» What needs to be done: Track down every line below that holds "보장한다" and copy it.

#####

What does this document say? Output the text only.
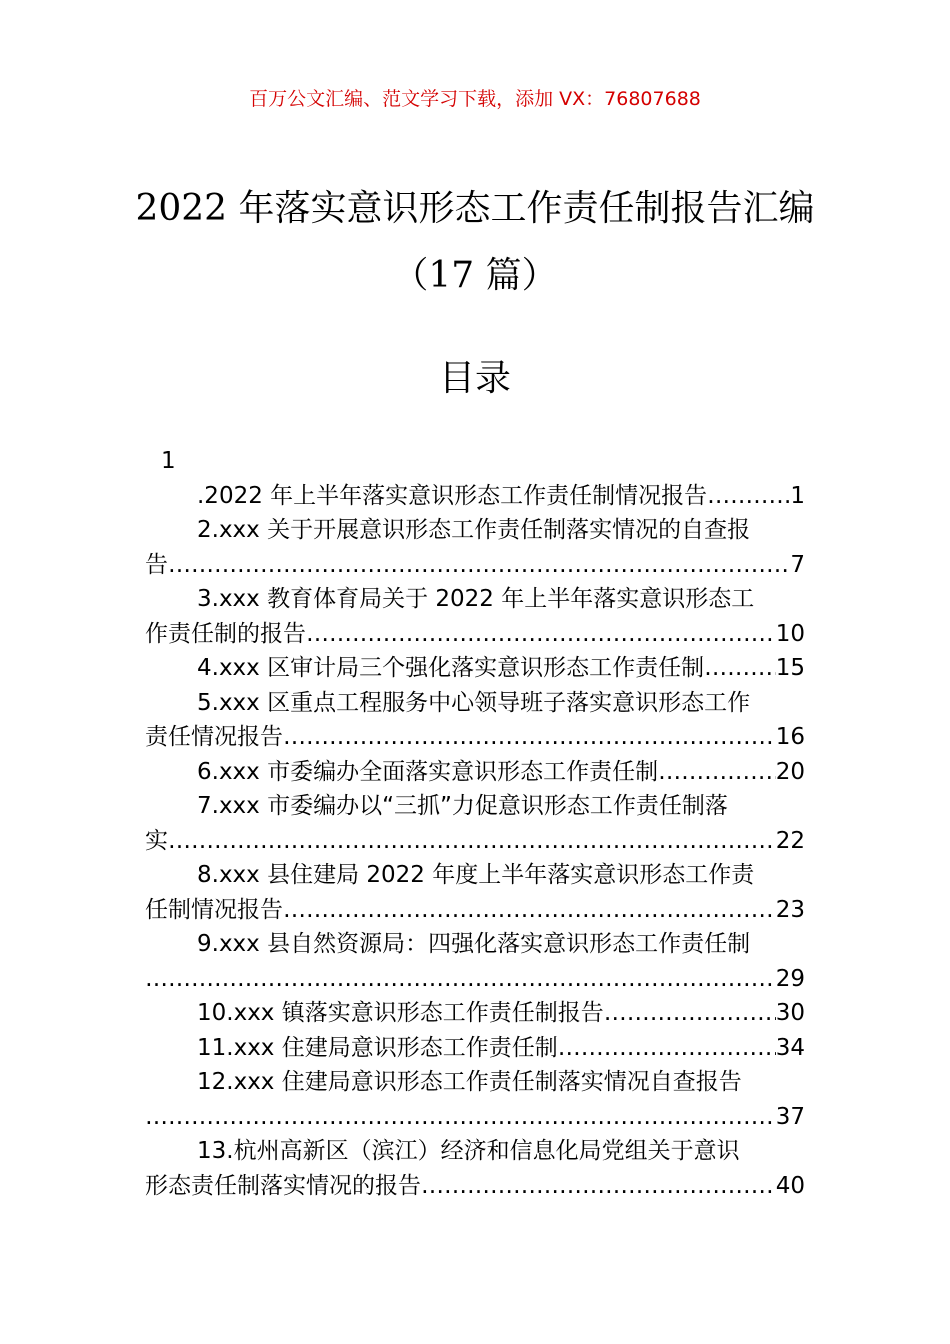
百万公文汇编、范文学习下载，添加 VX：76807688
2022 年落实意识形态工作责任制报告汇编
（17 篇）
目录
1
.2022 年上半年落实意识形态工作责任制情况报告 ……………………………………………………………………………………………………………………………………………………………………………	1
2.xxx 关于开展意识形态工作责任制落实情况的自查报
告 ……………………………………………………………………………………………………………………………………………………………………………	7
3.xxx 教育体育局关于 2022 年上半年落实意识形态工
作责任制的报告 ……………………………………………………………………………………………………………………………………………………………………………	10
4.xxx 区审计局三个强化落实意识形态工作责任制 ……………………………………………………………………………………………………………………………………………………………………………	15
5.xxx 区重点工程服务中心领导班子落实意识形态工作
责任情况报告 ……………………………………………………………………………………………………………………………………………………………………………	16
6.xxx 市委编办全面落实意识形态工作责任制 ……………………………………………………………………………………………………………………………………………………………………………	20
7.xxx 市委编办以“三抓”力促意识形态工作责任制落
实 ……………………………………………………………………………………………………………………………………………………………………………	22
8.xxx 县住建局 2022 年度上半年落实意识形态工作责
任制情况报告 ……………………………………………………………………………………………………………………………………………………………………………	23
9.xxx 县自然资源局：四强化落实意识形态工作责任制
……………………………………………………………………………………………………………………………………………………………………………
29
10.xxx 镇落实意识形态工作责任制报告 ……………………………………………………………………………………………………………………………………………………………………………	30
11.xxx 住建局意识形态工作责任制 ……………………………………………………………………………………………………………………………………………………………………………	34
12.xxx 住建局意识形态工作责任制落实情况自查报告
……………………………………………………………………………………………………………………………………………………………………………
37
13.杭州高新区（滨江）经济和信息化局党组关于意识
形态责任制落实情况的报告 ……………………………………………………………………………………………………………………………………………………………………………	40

#####

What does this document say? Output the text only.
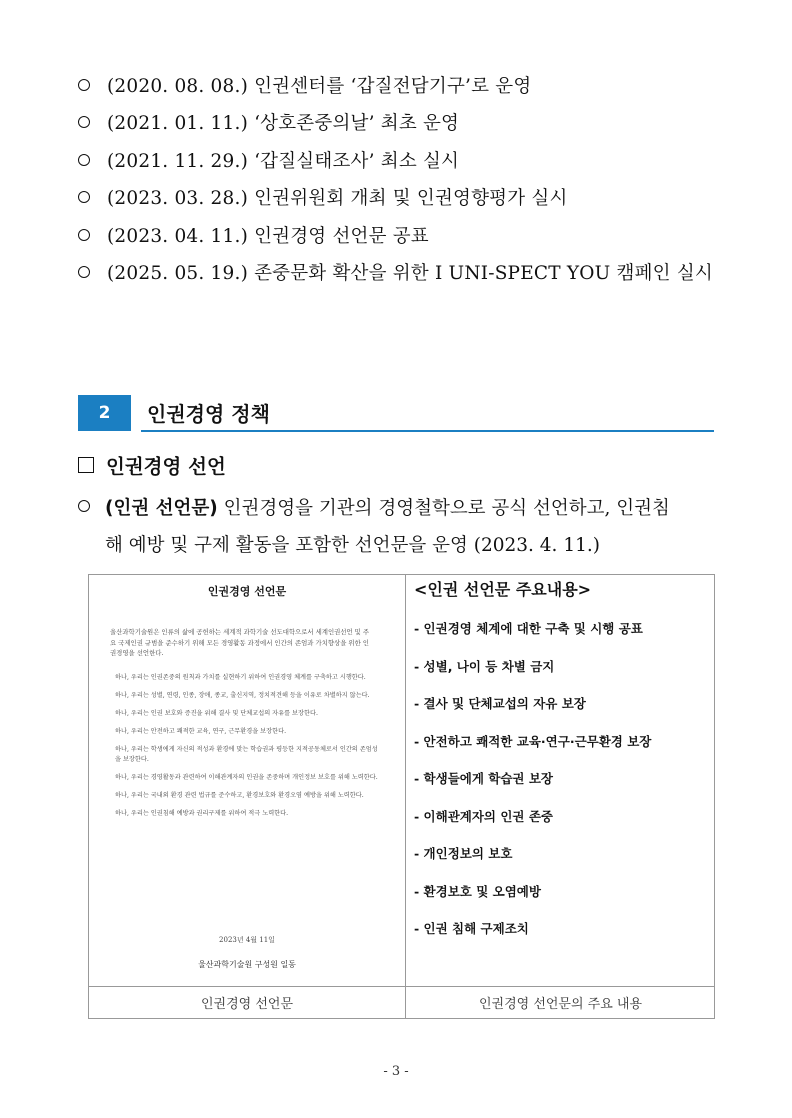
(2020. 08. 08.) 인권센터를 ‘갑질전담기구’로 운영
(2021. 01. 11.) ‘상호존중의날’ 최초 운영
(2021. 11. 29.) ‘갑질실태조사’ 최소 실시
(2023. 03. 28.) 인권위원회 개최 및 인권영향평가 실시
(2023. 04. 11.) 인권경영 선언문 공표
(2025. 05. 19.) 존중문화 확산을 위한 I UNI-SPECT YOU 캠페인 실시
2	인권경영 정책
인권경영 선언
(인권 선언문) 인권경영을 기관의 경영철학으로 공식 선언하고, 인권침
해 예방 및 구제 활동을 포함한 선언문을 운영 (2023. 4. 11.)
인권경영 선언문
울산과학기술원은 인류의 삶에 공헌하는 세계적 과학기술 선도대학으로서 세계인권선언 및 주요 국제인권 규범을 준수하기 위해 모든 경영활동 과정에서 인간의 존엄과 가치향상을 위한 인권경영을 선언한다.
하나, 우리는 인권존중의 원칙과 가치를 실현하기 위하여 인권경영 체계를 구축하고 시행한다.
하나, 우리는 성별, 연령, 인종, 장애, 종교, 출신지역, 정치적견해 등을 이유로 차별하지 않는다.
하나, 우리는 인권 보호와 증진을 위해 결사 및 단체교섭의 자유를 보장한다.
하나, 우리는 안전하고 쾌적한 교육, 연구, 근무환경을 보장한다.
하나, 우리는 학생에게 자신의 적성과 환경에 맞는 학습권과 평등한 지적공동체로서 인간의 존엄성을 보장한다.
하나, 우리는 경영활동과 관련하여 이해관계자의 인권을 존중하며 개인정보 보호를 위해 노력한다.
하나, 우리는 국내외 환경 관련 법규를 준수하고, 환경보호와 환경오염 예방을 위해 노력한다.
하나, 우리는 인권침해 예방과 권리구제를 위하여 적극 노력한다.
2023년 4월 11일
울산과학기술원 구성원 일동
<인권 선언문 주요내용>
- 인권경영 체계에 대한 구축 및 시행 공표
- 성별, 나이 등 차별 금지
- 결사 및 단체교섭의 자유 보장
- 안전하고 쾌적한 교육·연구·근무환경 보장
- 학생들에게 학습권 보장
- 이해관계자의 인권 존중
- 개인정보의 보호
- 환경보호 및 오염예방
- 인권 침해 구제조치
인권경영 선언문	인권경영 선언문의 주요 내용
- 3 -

#####

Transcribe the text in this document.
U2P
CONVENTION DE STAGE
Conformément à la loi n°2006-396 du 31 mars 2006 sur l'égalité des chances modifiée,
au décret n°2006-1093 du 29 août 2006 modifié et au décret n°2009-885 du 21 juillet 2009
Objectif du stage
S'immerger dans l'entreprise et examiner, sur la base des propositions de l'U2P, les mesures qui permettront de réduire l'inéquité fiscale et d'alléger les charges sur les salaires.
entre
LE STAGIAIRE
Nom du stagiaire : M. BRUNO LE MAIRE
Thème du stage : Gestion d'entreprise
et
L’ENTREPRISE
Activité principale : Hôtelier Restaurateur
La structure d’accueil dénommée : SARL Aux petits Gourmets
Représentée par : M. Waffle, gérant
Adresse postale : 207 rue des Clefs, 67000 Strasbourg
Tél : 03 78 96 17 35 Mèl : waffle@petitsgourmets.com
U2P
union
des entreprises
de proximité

#####

» Exercise answer:
하나, 우리는 인권 보호와 증진을 위해 결사 및 단체교섭의 자유를 보장한다.
하나, 우리는 안전하고 쾌적한 교육, 연구, 근무환경을 보장한다.
하나, 우리는 학생에게 자신의 적성과 환경에 맞는 학습권과 평등한 지적공동체로서 인간의 존엄성을 보장한다.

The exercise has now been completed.